-- Given exercise --
In the listing below, identify each line with the word "Piace" and return those lines.

-- Provided data --
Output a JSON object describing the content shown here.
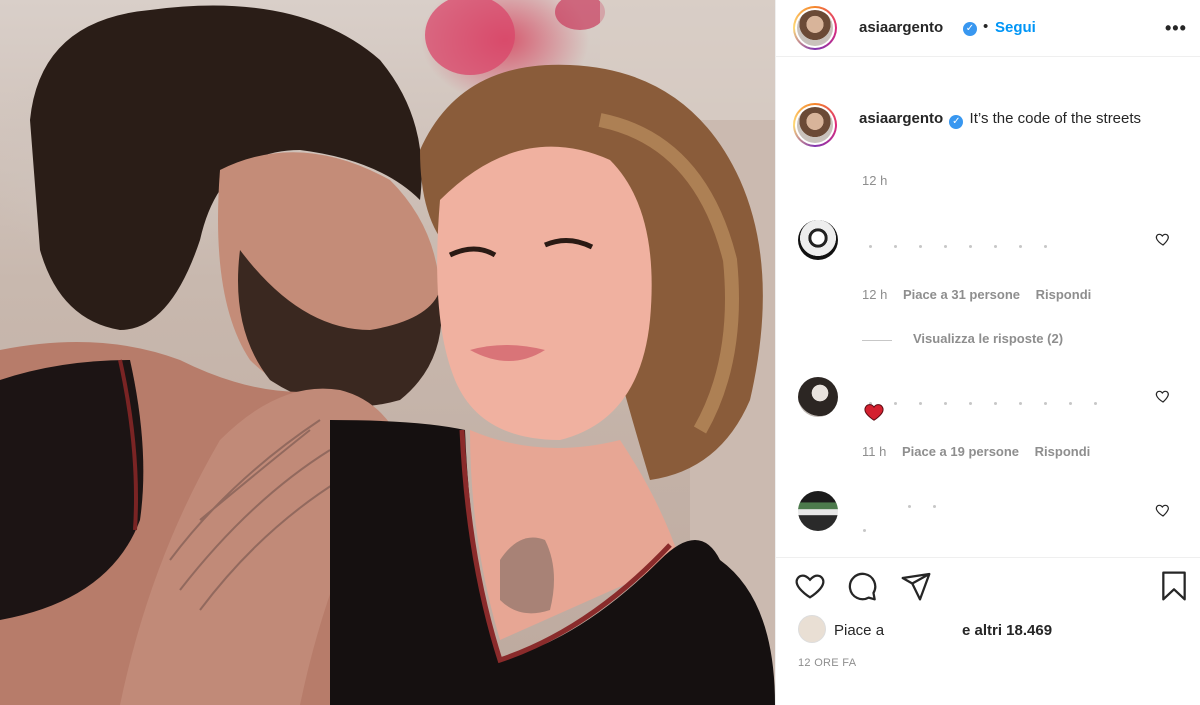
{
  "post": {
    "username": "asiaargento",
    "follow_label": "Segui",
    "separator": "•",
    "more_label": "•••"
  },
  "caption": {
    "username": "asiaargento",
    "text": "It’s the code of the streets",
    "time": "12 h"
  },
  "comments": [
    {
      "time": "12 h",
      "likes": "Piace a 31 persone",
      "reply": "Rispondi",
      "view_replies": "Visualizza le risposte (2)"
    },
    {
      "time": "11 h",
      "likes": "Piace a 19 persone",
      "reply": "Rispondi"
    }
  ],
  "footer": {
    "liked_prefix": "Piace a",
    "liked_suffix": "e altri 18.469",
    "posted_ago": "12 ORE FA"
  },
  "colors": {
    "accent_blue": "#0095f6",
    "verified_blue": "#3897f0",
    "heart_red": "#ed4956",
    "muted_text": "#8e8e8e"
  },
  "icons": [
    "heart-icon",
    "comment-icon",
    "share-icon",
    "bookmark-icon",
    "verified-icon",
    "more-icon"
  ]
}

-- Solution to this task --
      "likes": "Piace a 31 persone",
      "likes": "Piace a 19 persone",
    "liked_prefix": "Piace a",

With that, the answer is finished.